*THE EXERCISE:* All entries below need to be written out exactly, but without their pictures.

── STORED ROWS ──

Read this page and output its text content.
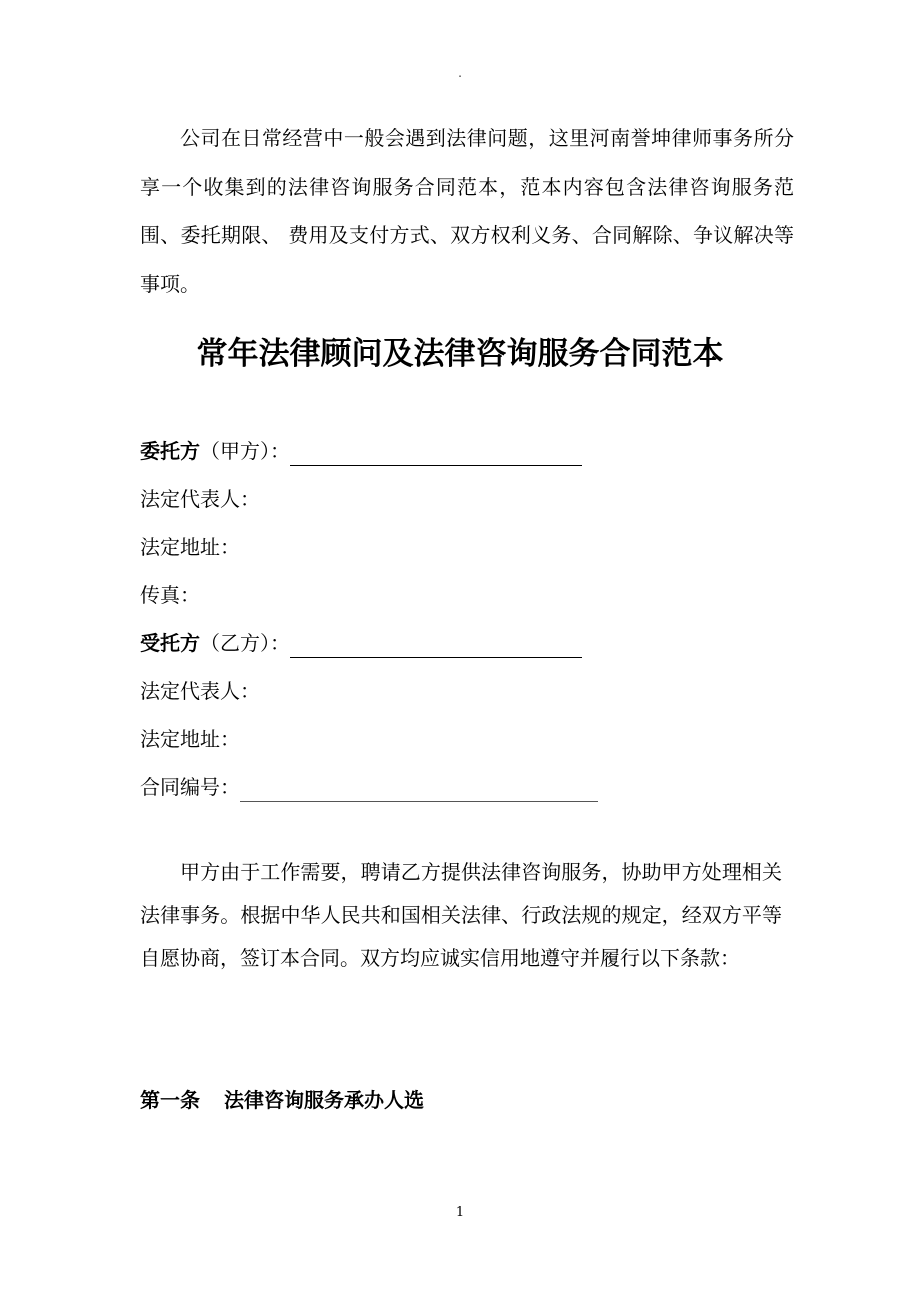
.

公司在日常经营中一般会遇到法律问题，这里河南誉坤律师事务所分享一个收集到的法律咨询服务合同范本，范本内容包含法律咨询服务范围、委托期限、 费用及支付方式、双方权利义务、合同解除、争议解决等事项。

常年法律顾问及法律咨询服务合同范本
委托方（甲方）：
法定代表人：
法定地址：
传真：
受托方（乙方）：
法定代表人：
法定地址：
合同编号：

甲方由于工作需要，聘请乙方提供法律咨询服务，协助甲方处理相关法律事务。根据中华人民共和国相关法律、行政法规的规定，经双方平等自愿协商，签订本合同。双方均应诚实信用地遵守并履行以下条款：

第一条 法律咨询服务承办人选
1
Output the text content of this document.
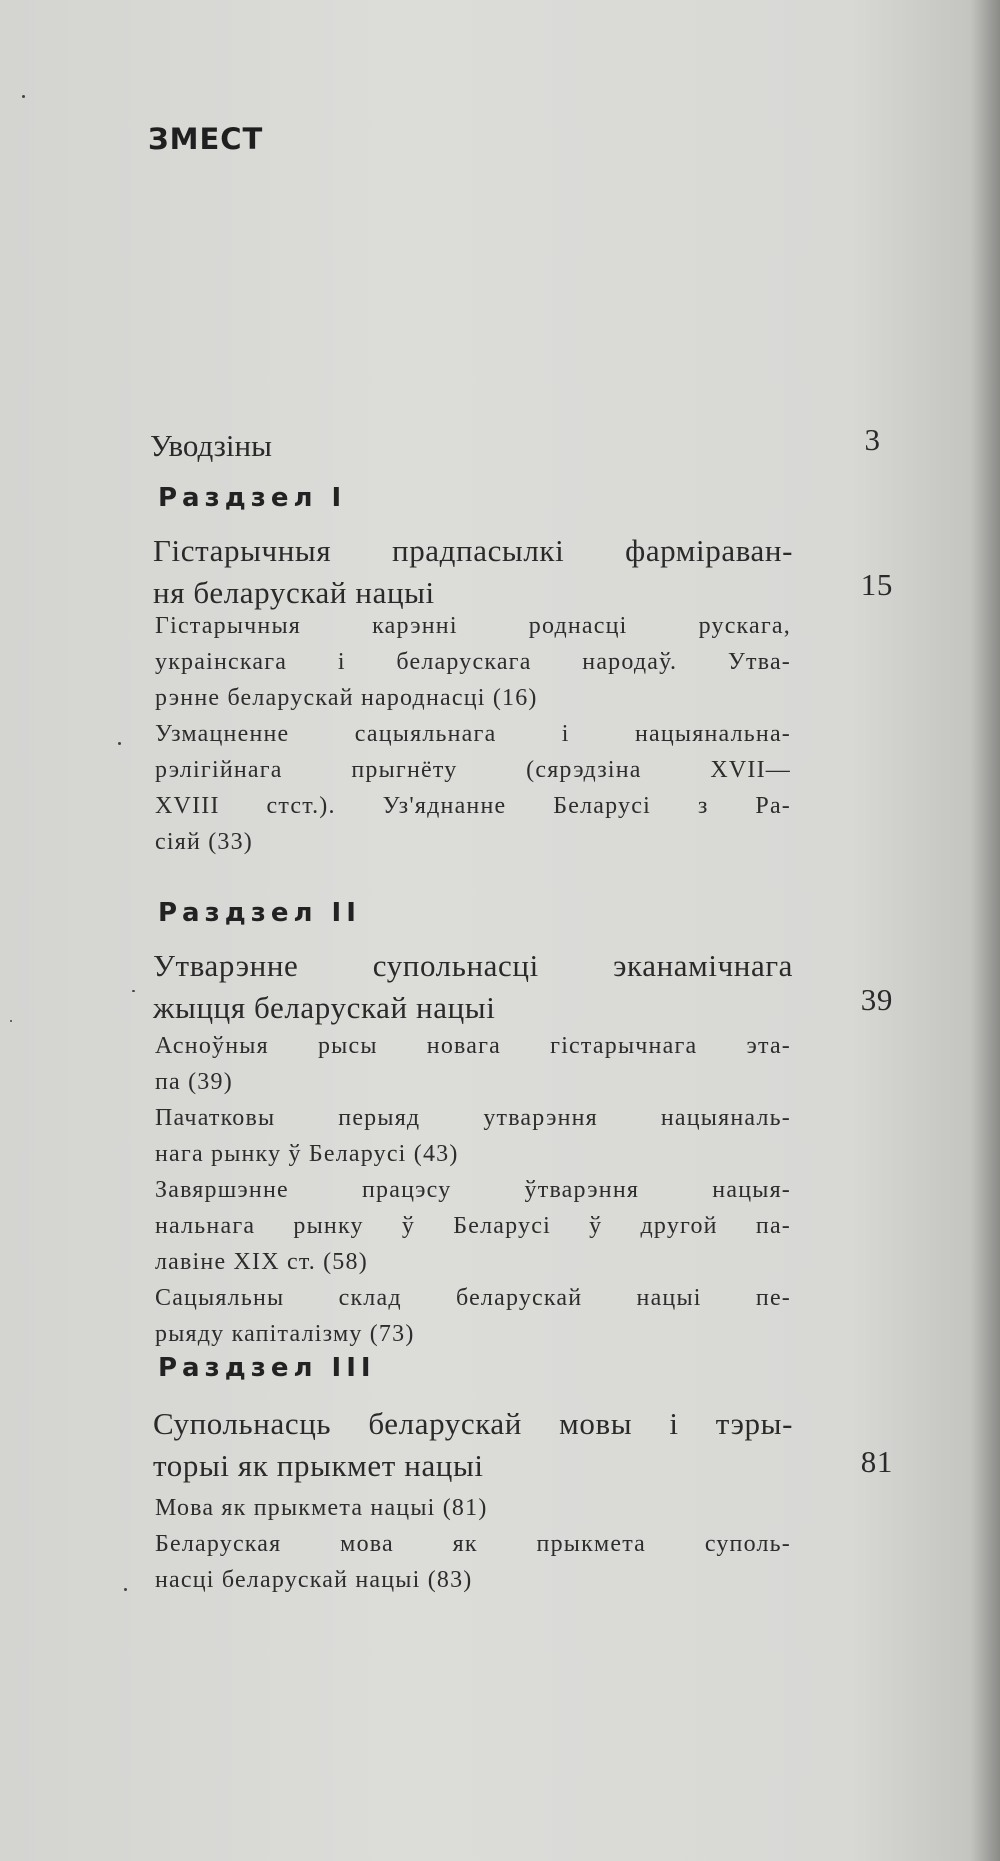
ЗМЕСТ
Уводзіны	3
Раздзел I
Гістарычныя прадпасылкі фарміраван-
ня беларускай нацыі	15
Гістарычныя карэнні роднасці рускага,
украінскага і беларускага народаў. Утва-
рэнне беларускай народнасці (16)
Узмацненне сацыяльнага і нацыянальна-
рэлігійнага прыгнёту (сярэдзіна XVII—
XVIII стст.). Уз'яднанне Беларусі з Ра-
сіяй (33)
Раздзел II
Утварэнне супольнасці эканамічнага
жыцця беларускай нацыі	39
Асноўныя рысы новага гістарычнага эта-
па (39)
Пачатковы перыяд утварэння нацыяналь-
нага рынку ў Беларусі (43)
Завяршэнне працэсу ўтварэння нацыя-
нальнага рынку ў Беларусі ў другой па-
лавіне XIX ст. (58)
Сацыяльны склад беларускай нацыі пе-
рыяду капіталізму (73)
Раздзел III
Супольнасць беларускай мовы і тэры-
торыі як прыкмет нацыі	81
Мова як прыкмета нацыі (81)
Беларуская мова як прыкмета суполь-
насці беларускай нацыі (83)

───

*ANSWER BELOW:*
Read this page and output its text content.
.

公司在日常经营中一般会遇到法律问题，这里河南誉坤律师事务所分享一个收集到的法律咨询服务合同范本，范本内容包含法律咨询服务范围、委托期限、 费用及支付方式、双方权利义务、合同解除、争议解决等事项。

常年法律顾问及法律咨询服务合同范本
委托方（甲方）：
法定代表人：
法定地址：
传真：
受托方（乙方）：
法定代表人：
法定地址：
合同编号：

甲方由于工作需要，聘请乙方提供法律咨询服务，协助甲方处理相关法律事务。根据中华人民共和国相关法律、行政法规的规定，经双方平等自愿协商，签订本合同。双方均应诚实信用地遵守并履行以下条款：

第一条 法律咨询服务承办人选
1
Output the text content of this document.
ЗМЕСТ
Уводзіны	3
Раздзел I
Гістарычныя прадпасылкі фарміраван-
ня беларускай нацыі	15
Гістарычныя карэнні роднасці рускага,
украінскага і беларускага народаў. Утва-
рэнне беларускай народнасці (16)
Узмацненне сацыяльнага і нацыянальна-
рэлігійнага прыгнёту (сярэдзіна XVII—
XVIII стст.). Уз'яднанне Беларусі з Ра-
сіяй (33)
Раздзел II
Утварэнне супольнасці эканамічнага
жыцця беларускай нацыі	39
Асноўныя рысы новага гістарычнага эта-
па (39)
Пачатковы перыяд утварэння нацыяналь-
нага рынку ў Беларусі (43)
Завяршэнне працэсу ўтварэння нацыя-
нальнага рынку ў Беларусі ў другой па-
лавіне XIX ст. (58)
Сацыяльны склад беларускай нацыі пе-
рыяду капіталізму (73)
Раздзел III
Супольнасць беларускай мовы і тэры-
торыі як прыкмет нацыі	81
Мова як прыкмета нацыі (81)
Беларуская мова як прыкмета суполь-
насці беларускай нацыі (83)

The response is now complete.